__Extrait retenu__:
══════════════════════════════

Rien de 1929 et de l’URSS : les intérieurs modestes évoquent la fin des années soixante, quand les costumes d’Isabelle Deffin échappent à toute datation. « La langue française […] interdisait de reconstituer la Russie. Par ailleurs, l’histoire ne pouvait pas se dérouler en 2019, mais pas non plus dans les années vingt-trente : cela m’aurait obligé à une sorte de reconstitution historique que je juge artificielle au théâtre », affirme Pommerat (brochure de salle), dont nos colonnes saluèrent les précédentes collaborations lyriques – Pinocchio de Philippe Boesmans et, surtout, Thanks to my eyes d’Oscar Bianchi [lire nos chroniques du 9 juillet 2017 et du 8 juillet 2011]. Dans l’appartement du bas, la Femme étrangle la Jeune Fille, sur un impressionnant tintamarre de cloches de diverses natures. La deuxième scène installe la chronologie du drame – ce qui eut lieu avant d’en arriver là –, via le récit d’un Narrateur à sa table, comme s’il l’écrivait, comme s’il le lisait, comme s’il s’en souvenait, on ne sait pas ; il se révèle plus tard être un Policier. Une femme silencieuse, « presque muette », dit-il, et son homme qui « comble sa vie de travail, du matin au soir ». Une transition musicale drument répétitive s’enfle du danger de la crue d’un fleuve capricieux. La Scène 3 pose le problème du couple : il n’y a pas d’enfant.

══════════════════════════════

__Informations fournies__:
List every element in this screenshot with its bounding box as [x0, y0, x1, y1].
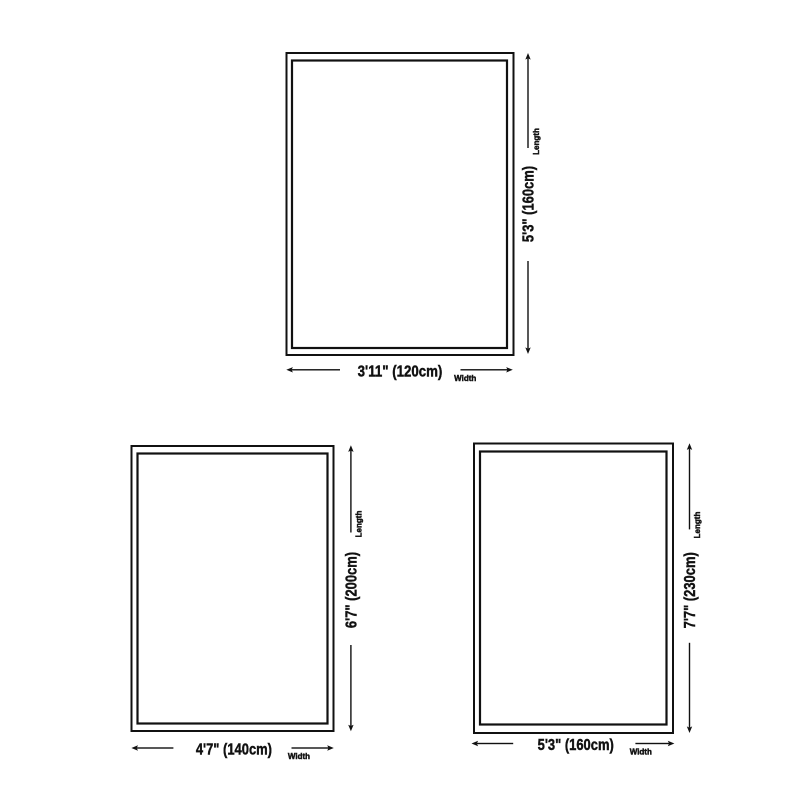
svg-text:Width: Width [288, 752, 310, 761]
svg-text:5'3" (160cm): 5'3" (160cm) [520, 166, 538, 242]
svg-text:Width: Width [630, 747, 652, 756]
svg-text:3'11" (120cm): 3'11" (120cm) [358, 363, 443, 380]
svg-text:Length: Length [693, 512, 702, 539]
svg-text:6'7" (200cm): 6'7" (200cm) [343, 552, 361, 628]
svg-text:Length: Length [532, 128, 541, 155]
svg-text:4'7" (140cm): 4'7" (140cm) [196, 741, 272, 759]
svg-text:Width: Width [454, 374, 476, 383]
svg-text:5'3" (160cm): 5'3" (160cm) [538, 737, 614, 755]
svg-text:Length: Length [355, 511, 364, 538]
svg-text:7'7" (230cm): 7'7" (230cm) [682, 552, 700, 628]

══════════════════════════════

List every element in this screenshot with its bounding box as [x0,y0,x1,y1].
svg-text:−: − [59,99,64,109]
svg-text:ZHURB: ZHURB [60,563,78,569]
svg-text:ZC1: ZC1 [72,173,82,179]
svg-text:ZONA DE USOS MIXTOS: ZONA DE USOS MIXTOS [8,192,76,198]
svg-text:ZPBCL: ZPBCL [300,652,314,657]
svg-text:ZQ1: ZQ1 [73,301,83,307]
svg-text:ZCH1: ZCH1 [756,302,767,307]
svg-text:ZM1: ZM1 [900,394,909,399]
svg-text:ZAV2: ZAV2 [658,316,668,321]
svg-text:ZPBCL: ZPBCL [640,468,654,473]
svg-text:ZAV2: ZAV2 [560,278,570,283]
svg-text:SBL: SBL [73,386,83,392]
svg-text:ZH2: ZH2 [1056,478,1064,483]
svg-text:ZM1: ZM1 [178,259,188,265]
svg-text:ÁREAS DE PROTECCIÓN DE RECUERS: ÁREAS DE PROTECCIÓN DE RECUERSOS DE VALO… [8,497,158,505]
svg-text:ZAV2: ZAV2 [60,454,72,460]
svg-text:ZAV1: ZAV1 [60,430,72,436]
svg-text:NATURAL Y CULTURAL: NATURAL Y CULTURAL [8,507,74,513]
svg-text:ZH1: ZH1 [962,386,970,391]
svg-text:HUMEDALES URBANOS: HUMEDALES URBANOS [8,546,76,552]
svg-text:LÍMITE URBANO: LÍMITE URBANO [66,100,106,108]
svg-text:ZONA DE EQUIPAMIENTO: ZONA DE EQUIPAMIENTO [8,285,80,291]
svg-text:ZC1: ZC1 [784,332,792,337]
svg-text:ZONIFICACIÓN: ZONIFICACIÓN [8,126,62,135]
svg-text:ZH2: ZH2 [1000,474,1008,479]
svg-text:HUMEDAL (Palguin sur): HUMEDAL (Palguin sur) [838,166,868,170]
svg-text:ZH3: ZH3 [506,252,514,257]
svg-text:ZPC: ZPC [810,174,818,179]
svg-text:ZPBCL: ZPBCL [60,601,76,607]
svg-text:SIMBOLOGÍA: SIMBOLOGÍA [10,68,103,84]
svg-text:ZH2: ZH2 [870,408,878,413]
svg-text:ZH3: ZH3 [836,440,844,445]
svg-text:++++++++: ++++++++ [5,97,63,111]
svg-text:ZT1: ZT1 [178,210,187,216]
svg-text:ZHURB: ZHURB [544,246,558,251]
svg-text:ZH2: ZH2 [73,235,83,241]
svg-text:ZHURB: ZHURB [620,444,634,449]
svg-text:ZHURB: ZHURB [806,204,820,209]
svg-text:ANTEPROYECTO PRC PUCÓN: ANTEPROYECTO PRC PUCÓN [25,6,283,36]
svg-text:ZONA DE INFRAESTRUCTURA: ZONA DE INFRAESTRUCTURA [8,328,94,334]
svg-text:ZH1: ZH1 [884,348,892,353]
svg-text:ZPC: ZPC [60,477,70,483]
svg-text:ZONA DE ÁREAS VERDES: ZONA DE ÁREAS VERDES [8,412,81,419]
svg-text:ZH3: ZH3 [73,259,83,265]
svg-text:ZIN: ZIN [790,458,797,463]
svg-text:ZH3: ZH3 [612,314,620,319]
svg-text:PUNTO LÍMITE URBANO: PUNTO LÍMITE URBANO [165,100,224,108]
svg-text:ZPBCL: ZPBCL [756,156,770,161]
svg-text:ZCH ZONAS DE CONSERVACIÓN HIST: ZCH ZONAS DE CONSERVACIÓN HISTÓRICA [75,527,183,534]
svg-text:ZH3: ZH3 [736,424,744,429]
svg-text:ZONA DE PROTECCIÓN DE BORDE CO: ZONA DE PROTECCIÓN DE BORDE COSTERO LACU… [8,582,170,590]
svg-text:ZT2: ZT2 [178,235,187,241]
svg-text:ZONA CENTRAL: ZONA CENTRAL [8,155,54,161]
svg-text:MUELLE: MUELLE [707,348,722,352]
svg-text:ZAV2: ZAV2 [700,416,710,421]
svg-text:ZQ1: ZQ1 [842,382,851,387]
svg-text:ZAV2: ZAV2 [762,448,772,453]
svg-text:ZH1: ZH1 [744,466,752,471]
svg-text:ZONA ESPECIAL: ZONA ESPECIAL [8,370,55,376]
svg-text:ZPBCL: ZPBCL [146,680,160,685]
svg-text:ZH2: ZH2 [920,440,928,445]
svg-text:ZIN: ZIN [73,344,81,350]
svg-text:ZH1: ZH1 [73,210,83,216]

══════════════════════════════

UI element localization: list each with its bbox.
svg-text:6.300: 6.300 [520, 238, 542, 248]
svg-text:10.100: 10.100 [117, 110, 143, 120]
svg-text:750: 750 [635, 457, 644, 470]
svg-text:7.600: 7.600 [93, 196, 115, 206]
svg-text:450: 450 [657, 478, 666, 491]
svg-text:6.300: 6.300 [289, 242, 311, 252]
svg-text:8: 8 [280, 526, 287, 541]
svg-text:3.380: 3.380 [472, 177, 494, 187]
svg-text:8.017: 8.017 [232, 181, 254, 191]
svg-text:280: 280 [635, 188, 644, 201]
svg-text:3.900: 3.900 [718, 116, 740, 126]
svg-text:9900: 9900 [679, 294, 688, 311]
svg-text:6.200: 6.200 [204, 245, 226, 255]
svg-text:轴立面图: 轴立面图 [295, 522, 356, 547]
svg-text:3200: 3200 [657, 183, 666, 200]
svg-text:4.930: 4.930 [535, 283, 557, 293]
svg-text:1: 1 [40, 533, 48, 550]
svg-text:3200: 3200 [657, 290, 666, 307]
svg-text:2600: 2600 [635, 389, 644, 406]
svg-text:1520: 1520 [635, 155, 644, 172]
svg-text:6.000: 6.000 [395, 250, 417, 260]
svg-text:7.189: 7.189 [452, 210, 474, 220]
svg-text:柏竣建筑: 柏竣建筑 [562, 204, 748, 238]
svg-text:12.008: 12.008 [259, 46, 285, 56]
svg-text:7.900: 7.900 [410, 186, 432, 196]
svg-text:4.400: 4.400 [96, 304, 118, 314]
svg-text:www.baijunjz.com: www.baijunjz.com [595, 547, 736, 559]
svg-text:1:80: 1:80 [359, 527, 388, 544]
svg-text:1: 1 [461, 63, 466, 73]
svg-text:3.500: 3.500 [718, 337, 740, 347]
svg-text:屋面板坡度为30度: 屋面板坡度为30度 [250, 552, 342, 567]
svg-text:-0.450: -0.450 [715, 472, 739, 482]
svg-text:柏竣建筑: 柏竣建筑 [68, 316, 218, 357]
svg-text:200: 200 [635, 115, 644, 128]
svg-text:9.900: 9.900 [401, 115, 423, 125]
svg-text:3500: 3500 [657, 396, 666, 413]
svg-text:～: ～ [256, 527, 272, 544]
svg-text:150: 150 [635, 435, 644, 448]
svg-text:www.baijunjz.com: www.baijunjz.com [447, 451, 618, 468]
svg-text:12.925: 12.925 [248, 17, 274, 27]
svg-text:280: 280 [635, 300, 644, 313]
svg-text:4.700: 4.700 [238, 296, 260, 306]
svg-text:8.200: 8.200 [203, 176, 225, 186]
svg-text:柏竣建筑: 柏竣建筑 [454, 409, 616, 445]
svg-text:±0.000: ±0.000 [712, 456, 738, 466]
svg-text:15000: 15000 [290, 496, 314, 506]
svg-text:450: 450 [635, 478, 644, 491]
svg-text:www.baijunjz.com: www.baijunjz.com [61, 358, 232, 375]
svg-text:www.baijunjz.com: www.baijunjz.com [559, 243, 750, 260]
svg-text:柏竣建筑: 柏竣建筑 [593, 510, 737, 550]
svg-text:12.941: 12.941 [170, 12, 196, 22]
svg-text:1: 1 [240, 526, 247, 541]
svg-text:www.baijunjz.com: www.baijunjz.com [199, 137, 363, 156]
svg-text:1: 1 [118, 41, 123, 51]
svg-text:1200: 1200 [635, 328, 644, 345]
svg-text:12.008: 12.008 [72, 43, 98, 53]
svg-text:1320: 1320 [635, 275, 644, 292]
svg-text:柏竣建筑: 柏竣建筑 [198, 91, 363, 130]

══════════════════════════════

Traduisez en anglais cette phrase de l’extrait retenu : « Dans l’appartement du bas, la Femme étrangle la Jeune Fille, sur un impressionnant tintamarre de cloches de diverses natures. »

In the downstairs apartment, the Woman strangles the Young Girl, to an impressive din of bells of various kinds.